Scan the data. Collect each line that contains the word "ylabel".

● **Records from a collection of figures**
=====
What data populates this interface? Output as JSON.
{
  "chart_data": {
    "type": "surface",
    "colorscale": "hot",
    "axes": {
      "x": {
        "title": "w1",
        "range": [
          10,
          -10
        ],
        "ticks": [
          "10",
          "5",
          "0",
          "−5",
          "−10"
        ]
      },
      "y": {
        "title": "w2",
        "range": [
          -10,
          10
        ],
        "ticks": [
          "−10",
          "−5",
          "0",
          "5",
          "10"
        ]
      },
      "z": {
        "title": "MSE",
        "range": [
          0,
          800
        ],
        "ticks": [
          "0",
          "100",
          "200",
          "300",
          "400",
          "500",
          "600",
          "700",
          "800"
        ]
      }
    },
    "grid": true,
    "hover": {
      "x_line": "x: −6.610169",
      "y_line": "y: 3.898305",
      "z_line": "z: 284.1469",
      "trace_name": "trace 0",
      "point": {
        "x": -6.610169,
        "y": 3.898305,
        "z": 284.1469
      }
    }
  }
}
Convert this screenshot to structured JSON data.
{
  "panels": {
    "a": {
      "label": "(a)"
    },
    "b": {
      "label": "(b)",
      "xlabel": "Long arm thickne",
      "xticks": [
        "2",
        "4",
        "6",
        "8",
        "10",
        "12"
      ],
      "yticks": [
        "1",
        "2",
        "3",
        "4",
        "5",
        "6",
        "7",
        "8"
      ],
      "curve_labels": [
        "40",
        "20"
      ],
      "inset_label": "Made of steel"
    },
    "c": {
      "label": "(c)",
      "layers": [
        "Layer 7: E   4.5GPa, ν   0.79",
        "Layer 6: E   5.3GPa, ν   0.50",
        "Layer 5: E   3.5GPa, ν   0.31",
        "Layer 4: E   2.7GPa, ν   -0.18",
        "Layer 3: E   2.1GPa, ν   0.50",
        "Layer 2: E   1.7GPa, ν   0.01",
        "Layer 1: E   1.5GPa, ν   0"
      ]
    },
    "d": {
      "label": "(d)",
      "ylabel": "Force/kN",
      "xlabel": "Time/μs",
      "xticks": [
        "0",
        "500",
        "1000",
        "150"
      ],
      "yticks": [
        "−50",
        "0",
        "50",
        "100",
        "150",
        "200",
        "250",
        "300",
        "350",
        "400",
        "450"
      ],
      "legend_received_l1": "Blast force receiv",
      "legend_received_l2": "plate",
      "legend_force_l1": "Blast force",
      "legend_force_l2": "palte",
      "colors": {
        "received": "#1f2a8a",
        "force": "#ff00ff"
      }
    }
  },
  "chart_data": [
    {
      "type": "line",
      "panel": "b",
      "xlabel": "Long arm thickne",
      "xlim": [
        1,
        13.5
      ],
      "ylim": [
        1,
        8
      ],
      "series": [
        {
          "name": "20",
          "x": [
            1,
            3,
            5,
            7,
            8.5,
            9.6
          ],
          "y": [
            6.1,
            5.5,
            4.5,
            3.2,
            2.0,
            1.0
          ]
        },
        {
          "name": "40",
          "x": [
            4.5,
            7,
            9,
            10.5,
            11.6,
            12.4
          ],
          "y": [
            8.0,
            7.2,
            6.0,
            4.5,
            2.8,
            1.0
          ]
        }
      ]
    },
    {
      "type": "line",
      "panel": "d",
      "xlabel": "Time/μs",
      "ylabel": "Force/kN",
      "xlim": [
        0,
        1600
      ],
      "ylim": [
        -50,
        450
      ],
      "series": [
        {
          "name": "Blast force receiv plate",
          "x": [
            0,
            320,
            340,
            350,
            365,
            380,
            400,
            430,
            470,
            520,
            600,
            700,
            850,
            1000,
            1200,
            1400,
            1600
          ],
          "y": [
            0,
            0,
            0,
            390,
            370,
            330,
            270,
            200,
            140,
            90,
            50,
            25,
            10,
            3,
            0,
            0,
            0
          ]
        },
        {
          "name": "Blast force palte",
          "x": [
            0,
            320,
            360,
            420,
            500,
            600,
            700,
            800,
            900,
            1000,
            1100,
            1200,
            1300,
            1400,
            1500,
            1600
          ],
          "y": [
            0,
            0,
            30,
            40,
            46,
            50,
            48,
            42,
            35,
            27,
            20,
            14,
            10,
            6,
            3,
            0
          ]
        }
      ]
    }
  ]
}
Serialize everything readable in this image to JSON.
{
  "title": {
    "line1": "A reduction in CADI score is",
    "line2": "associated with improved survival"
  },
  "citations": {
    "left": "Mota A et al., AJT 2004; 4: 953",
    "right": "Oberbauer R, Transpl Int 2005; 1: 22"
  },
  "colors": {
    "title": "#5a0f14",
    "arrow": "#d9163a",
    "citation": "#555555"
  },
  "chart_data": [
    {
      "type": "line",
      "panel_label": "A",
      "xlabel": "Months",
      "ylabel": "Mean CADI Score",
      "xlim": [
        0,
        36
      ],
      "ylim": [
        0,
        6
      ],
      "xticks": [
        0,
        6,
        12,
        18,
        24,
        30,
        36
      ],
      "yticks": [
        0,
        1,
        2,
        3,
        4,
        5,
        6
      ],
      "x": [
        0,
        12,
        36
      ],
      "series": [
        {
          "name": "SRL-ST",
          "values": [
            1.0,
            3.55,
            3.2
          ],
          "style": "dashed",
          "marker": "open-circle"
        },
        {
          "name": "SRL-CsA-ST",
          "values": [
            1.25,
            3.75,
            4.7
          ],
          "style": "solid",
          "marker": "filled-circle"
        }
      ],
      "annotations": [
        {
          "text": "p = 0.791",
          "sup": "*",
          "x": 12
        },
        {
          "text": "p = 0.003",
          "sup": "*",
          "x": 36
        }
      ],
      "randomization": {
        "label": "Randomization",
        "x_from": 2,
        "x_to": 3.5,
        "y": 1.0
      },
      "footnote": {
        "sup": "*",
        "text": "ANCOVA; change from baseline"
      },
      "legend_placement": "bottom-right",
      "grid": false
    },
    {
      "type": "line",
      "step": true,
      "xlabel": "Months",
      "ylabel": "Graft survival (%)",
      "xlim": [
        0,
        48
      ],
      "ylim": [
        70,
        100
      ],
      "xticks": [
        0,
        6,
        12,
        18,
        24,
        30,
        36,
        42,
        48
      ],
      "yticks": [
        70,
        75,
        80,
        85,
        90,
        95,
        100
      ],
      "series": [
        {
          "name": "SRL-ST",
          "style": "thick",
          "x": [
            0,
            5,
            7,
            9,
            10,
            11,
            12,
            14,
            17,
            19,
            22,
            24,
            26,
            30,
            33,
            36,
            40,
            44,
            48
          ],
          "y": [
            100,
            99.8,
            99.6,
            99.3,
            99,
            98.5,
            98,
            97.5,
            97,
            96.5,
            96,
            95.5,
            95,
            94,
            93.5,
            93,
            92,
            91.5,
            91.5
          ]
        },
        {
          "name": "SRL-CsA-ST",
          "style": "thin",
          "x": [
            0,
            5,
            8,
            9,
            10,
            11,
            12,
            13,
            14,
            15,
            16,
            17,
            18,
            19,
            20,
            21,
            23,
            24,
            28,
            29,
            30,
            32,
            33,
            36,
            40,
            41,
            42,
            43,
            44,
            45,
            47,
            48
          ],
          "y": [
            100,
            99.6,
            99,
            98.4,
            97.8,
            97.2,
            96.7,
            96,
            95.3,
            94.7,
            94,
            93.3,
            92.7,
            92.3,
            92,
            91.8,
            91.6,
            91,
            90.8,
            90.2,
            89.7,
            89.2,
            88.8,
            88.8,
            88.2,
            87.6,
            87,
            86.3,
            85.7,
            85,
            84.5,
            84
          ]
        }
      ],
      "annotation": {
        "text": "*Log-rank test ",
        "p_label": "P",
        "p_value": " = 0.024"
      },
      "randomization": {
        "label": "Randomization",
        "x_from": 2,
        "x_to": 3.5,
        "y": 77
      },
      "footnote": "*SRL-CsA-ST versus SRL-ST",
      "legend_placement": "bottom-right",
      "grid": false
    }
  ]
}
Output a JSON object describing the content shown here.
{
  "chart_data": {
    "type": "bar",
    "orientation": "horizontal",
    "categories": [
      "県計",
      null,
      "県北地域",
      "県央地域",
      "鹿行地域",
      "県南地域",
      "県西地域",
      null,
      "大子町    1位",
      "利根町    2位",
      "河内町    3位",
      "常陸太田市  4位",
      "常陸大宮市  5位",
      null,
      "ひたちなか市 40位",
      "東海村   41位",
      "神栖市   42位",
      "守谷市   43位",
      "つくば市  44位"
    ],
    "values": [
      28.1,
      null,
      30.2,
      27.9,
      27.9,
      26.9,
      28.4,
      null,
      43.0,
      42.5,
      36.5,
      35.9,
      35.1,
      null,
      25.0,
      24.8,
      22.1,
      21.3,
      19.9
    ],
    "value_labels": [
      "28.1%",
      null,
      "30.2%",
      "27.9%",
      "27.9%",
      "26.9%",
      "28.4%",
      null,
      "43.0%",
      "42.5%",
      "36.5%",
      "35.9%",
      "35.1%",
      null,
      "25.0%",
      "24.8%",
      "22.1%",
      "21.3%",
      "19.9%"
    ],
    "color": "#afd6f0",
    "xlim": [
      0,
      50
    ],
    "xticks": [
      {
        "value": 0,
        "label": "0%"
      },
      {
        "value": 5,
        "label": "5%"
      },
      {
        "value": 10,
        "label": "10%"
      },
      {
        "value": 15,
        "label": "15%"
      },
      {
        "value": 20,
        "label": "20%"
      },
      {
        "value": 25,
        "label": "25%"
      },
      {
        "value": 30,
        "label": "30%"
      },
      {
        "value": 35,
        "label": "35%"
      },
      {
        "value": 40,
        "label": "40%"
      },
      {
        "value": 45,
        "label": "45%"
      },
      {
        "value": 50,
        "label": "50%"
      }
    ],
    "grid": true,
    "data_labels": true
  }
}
=====
● **The result**
      "ylabel": "Force/kN",
      "ylabel": "Force/kN",
      "ylabel": "Mean CADI Score",
      "ylabel": "Graft survival (%)",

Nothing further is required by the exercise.